### EXERCISE GOAL
Skip every picture and transcribe the remaining material exactly.
──────── LISTED RECORDS ────────
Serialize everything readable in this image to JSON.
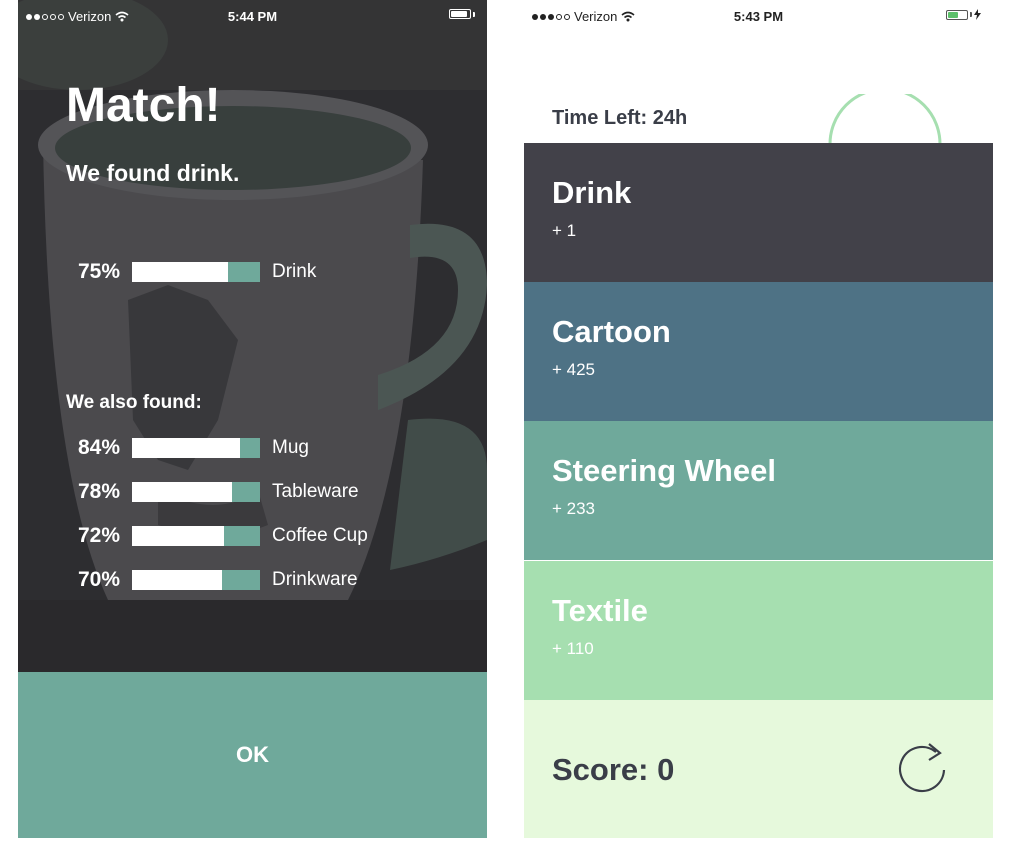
{
  "left": {
    "status": {
      "carrier": "Verizon",
      "time": "5:44 PM"
    },
    "title": "Match!",
    "found_text": "We found drink.",
    "primary": {
      "percent": "75%",
      "fraction": 0.75,
      "label": "Drink"
    },
    "also_found_label": "We also found:",
    "also_found": [
      {
        "percent": "84%",
        "fraction": 0.84,
        "label": "Mug"
      },
      {
        "percent": "78%",
        "fraction": 0.78,
        "label": "Tableware"
      },
      {
        "percent": "72%",
        "fraction": 0.72,
        "label": "Coffee Cup"
      },
      {
        "percent": "70%",
        "fraction": 0.7,
        "label": "Drinkware"
      }
    ],
    "ok_label": "OK"
  },
  "right": {
    "status": {
      "carrier": "Verizon",
      "time": "5:43 PM"
    },
    "time_left_label": "Time Left:",
    "time_left_value": "24h",
    "categories": [
      {
        "name": "Drink",
        "points": "+ 1",
        "color": "#424149",
        "text_color": "#ffffff"
      },
      {
        "name": "Cartoon",
        "points": "+ 425",
        "color": "#4e7285",
        "text_color": "#ffffff"
      },
      {
        "name": "Steering Wheel",
        "points": "+ 233",
        "color": "#6fa99b",
        "text_color": "#ffffff"
      },
      {
        "name": "Textile",
        "points": "+ 110",
        "color": "#a6dfb0",
        "text_color": "#ffffff"
      }
    ],
    "score_label": "Score: 0"
  },
  "colors": {
    "teal": "#6fa99b",
    "score_bg": "#e6f9dc",
    "dark_text": "#3a3e48"
  },
  "icons": [
    "wifi-icon",
    "battery-icon",
    "charging-bolt-icon",
    "refresh-icon",
    "timer-ring-icon"
  ]
}
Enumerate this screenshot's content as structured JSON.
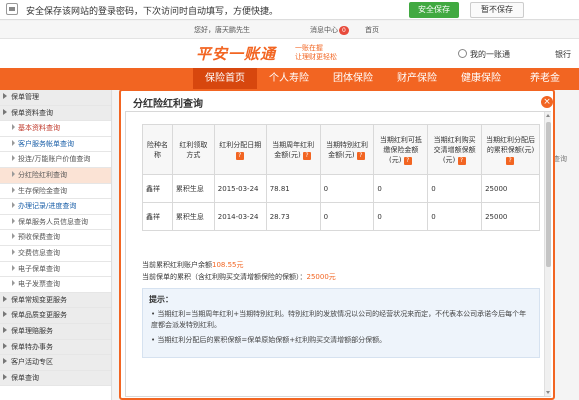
{
  "password_bar": {
    "message": "安全保存该网站的登录密码，下次访问时自动填写，方便快捷。",
    "save_label": "安全保存",
    "nosave_label": "暂不保存"
  },
  "info_bar": {
    "greeting": "您好，唐天鹏先生",
    "message_center": "消息中心",
    "message_count": "0",
    "home": "首页"
  },
  "header": {
    "logo_text": "平安一账通",
    "slogan_line1": "一账在握",
    "slogan_line2": "让理财更轻松",
    "my_account": "我的一账通",
    "bank": "银行"
  },
  "nav": {
    "items": [
      "保险首页",
      "个人寿险",
      "团体保险",
      "财产保险",
      "健康保险",
      "养老金"
    ]
  },
  "sidebar": {
    "items": [
      {
        "label": "保单管理",
        "type": "group"
      },
      {
        "label": "保单资料查询",
        "type": "group"
      },
      {
        "label": "基本资料查询",
        "type": "sub",
        "style": "hl"
      },
      {
        "label": "客户服务帐单查询",
        "type": "sub",
        "style": "blue"
      },
      {
        "label": "投连/万能账户价值查询",
        "type": "sub",
        "style": ""
      },
      {
        "label": "分红险红利查询",
        "type": "sub",
        "style": "sel"
      },
      {
        "label": "生存保险金查询",
        "type": "sub",
        "style": ""
      },
      {
        "label": "办理记录/进度查询",
        "type": "sub",
        "style": "blue"
      },
      {
        "label": "保单服务人员信息查询",
        "type": "sub",
        "style": ""
      },
      {
        "label": "预收保费查询",
        "type": "sub",
        "style": ""
      },
      {
        "label": "交费信息查询",
        "type": "sub",
        "style": ""
      },
      {
        "label": "电子保单查询",
        "type": "sub",
        "style": ""
      },
      {
        "label": "电子发票查询",
        "type": "sub",
        "style": ""
      },
      {
        "label": "保单常规变更服务",
        "type": "group"
      },
      {
        "label": "保单品质变更服务",
        "type": "group"
      },
      {
        "label": "保单理赔服务",
        "type": "group"
      },
      {
        "label": "保单特办事务",
        "type": "group"
      },
      {
        "label": "客户活动专区",
        "type": "group"
      },
      {
        "label": "保单查询",
        "type": "group"
      }
    ]
  },
  "dialog": {
    "title": "分红险红利查询",
    "close": "×",
    "table": {
      "headers": [
        "险种名称",
        "红利领取方式",
        "红利分配日期",
        "当期周年红利金额(元)",
        "当期特别红利金额(元)",
        "当期红利可抵缴保险金额(元)",
        "当期红利购买交清增额保额(元)",
        "当期红利分配后的累积保额(元)"
      ],
      "rows": [
        [
          "鑫祥",
          "累积生息",
          "2015-03-24",
          "78.81",
          "0",
          "0",
          "0",
          "25000"
        ],
        [
          "鑫祥",
          "累积生息",
          "2014-03-24",
          "28.73",
          "0",
          "0",
          "0",
          "25000"
        ]
      ]
    },
    "summary": {
      "balance_label": "当前累积红利账户余额",
      "balance_value": "108.55元",
      "sum_label": "当前保单的累积（含红利购买交清增额保险的保额）：",
      "sum_value": "25000元"
    },
    "tips": {
      "heading": "提示：",
      "line1": "• 当期红利=当期周年红利+当期特别红利。特别红利的发放情况以公司的经营状况来而定，不代表本公司承诺今后每个年度都会派发特别红利。",
      "line2": "• 当期红利分配后的累积保额=保单原始保额+红利购买交清增额部分保额。"
    }
  },
  "background": {
    "hint": "查询"
  }
}
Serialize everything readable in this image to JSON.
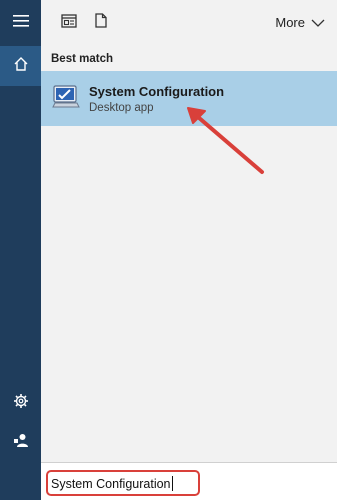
{
  "top_bar": {
    "more_label": "More"
  },
  "results": {
    "section_label": "Best match",
    "best_match": {
      "title": "System Configuration",
      "subtitle": "Desktop app"
    }
  },
  "search": {
    "value": "System Configuration"
  },
  "icons": {
    "menu": "hamburger-icon",
    "home": "home-icon",
    "settings": "gear-icon",
    "user": "user-icon",
    "apps": "apps-icon",
    "documents": "document-icon",
    "more": "chevron-down-icon",
    "app": "system-configuration-icon"
  },
  "colors": {
    "rail": "#1f3d5c",
    "rail_active": "#2b5a86",
    "highlight": "#a9cfe7",
    "annotation": "#d9403a"
  }
}
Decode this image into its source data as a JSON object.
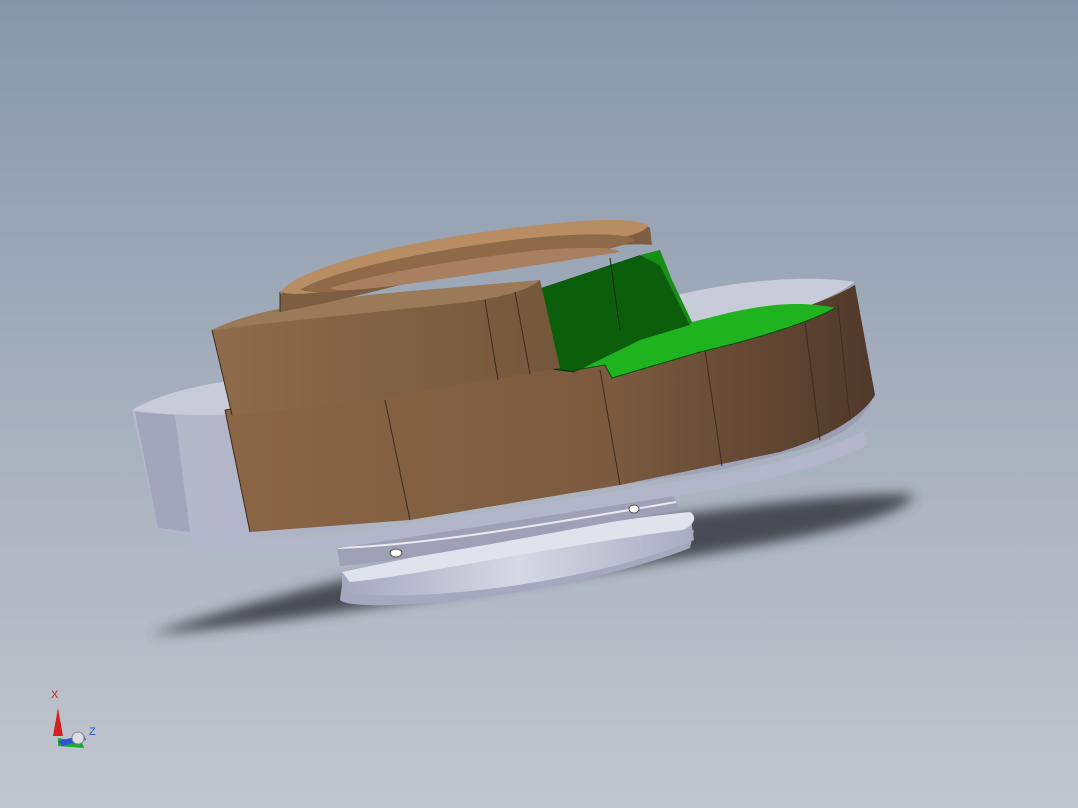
{
  "viewport": {
    "background_top": "#8797ab",
    "background_bottom": "#c1c6ce"
  },
  "model": {
    "colors": {
      "bronze_top": "#b88d64",
      "bronze_side": "#8a6645",
      "bronze_dark": "#5b4130",
      "silver": "#c8cad8",
      "silver_dark": "#8f91a6",
      "green_light": "#1fb31f",
      "green_dark": "#0b5e0b",
      "shadow": "#3c3f47"
    }
  },
  "triad": {
    "x_label": "X",
    "z_label": "Z",
    "x_color": "#d42020",
    "y_color": "#1faa2e",
    "z_color": "#2a55d4"
  }
}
────────
### EXERCISE ANSWER
Serialize everything readable in this image to JSON.
{
  "left": {
    "status": {
      "carrier": "Verizon",
      "time": "5:44 PM"
    },
    "title": "Match!",
    "found_text": "We found drink.",
    "primary": {
      "percent": "75%",
      "fraction": 0.75,
      "label": "Drink"
    },
    "also_found_label": "We also found:",
    "also_found": [
      {
        "percent": "84%",
        "fraction": 0.84,
        "label": "Mug"
      },
      {
        "percent": "78%",
        "fraction": 0.78,
        "label": "Tableware"
      },
      {
        "percent": "72%",
        "fraction": 0.72,
        "label": "Coffee Cup"
      },
      {
        "percent": "70%",
        "fraction": 0.7,
        "label": "Drinkware"
      }
    ],
    "ok_label": "OK"
  },
  "right": {
    "status": {
      "carrier": "Verizon",
      "time": "5:43 PM"
    },
    "time_left_label": "Time Left:",
    "time_left_value": "24h",
    "categories": [
      {
        "name": "Drink",
        "points": "+ 1",
        "color": "#424149",
        "text_color": "#ffffff"
      },
      {
        "name": "Cartoon",
        "points": "+ 425",
        "color": "#4e7285",
        "text_color": "#ffffff"
      },
      {
        "name": "Steering Wheel",
        "points": "+ 233",
        "color": "#6fa99b",
        "text_color": "#ffffff"
      },
      {
        "name": "Textile",
        "points": "+ 110",
        "color": "#a6dfb0",
        "text_color": "#ffffff"
      }
    ],
    "score_label": "Score: 0"
  },
  "colors": {
    "teal": "#6fa99b",
    "score_bg": "#e6f9dc",
    "dark_text": "#3a3e48"
  },
  "icons": [
    "wifi-icon",
    "battery-icon",
    "charging-bolt-icon",
    "refresh-icon",
    "timer-ring-icon"
  ]
}
Enumerate this screenshot's content as structured JSON.
{
  "password_bar": {
    "message": "安全保存该网站的登录密码，下次访问时自动填写，方便快捷。",
    "save_label": "安全保存",
    "nosave_label": "暂不保存"
  },
  "info_bar": {
    "greeting": "您好，唐天鹏先生",
    "message_center": "消息中心",
    "message_count": "0",
    "home": "首页"
  },
  "header": {
    "logo_text": "平安一账通",
    "slogan_line1": "一账在握",
    "slogan_line2": "让理财更轻松",
    "my_account": "我的一账通",
    "bank": "银行"
  },
  "nav": {
    "items": [
      "保险首页",
      "个人寿险",
      "团体保险",
      "财产保险",
      "健康保险",
      "养老金"
    ]
  },
  "sidebar": {
    "items": [
      {
        "label": "保单管理",
        "type": "group"
      },
      {
        "label": "保单资料查询",
        "type": "group"
      },
      {
        "label": "基本资料查询",
        "type": "sub",
        "style": "hl"
      },
      {
        "label": "客户服务帐单查询",
        "type": "sub",
        "style": "blue"
      },
      {
        "label": "投连/万能账户价值查询",
        "type": "sub",
        "style": ""
      },
      {
        "label": "分红险红利查询",
        "type": "sub",
        "style": "sel"
      },
      {
        "label": "生存保险金查询",
        "type": "sub",
        "style": ""
      },
      {
        "label": "办理记录/进度查询",
        "type": "sub",
        "style": "blue"
      },
      {
        "label": "保单服务人员信息查询",
        "type": "sub",
        "style": ""
      },
      {
        "label": "预收保费查询",
        "type": "sub",
        "style": ""
      },
      {
        "label": "交费信息查询",
        "type": "sub",
        "style": ""
      },
      {
        "label": "电子保单查询",
        "type": "sub",
        "style": ""
      },
      {
        "label": "电子发票查询",
        "type": "sub",
        "style": ""
      },
      {
        "label": "保单常规变更服务",
        "type": "group"
      },
      {
        "label": "保单品质变更服务",
        "type": "group"
      },
      {
        "label": "保单理赔服务",
        "type": "group"
      },
      {
        "label": "保单特办事务",
        "type": "group"
      },
      {
        "label": "客户活动专区",
        "type": "group"
      },
      {
        "label": "保单查询",
        "type": "group"
      }
    ]
  },
  "dialog": {
    "title": "分红险红利查询",
    "close": "×",
    "table": {
      "headers": [
        "险种名称",
        "红利领取方式",
        "红利分配日期",
        "当期周年红利金额(元)",
        "当期特别红利金额(元)",
        "当期红利可抵缴保险金额(元)",
        "当期红利购买交清增额保额(元)",
        "当期红利分配后的累积保额(元)"
      ],
      "rows": [
        [
          "鑫祥",
          "累积生息",
          "2015-03-24",
          "78.81",
          "0",
          "0",
          "0",
          "25000"
        ],
        [
          "鑫祥",
          "累积生息",
          "2014-03-24",
          "28.73",
          "0",
          "0",
          "0",
          "25000"
        ]
      ]
    },
    "summary": {
      "balance_label": "当前累积红利账户余额",
      "balance_value": "108.55元",
      "sum_label": "当前保单的累积（含红利购买交清增额保险的保额）：",
      "sum_value": "25000元"
    },
    "tips": {
      "heading": "提示：",
      "line1": "• 当期红利=当期周年红利+当期特别红利。特别红利的发放情况以公司的经营状况来而定，不代表本公司承诺今后每个年度都会派发特别红利。",
      "line2": "• 当期红利分配后的累积保额=保单原始保额+红利购买交清增额部分保额。"
    }
  },
  "background": {
    "hint": "查询"
  }
}
Serialize everything readable in this image to JSON.
{
  "top_bar": {
    "more_label": "More"
  },
  "results": {
    "section_label": "Best match",
    "best_match": {
      "title": "System Configuration",
      "subtitle": "Desktop app"
    }
  },
  "search": {
    "value": "System Configuration"
  },
  "icons": {
    "menu": "hamburger-icon",
    "home": "home-icon",
    "settings": "gear-icon",
    "user": "user-icon",
    "apps": "apps-icon",
    "documents": "document-icon",
    "more": "chevron-down-icon",
    "app": "system-configuration-icon"
  },
  "colors": {
    "rail": "#1f3d5c",
    "rail_active": "#2b5a86",
    "highlight": "#a9cfe7",
    "annotation": "#d9403a"
  }
}
Decode this image into its source data as a JSON object.
{
  "viewport": {
    "background_top": "#8797ab",
    "background_bottom": "#c1c6ce"
  },
  "model": {
    "colors": {
      "bronze_top": "#b88d64",
      "bronze_side": "#8a6645",
      "bronze_dark": "#5b4130",
      "silver": "#c8cad8",
      "silver_dark": "#8f91a6",
      "green_light": "#1fb31f",
      "green_dark": "#0b5e0b",
      "shadow": "#3c3f47"
    }
  },
  "triad": {
    "x_label": "X",
    "z_label": "Z",
    "x_color": "#d42020",
    "y_color": "#1faa2e",
    "z_color": "#2a55d4"
  }
}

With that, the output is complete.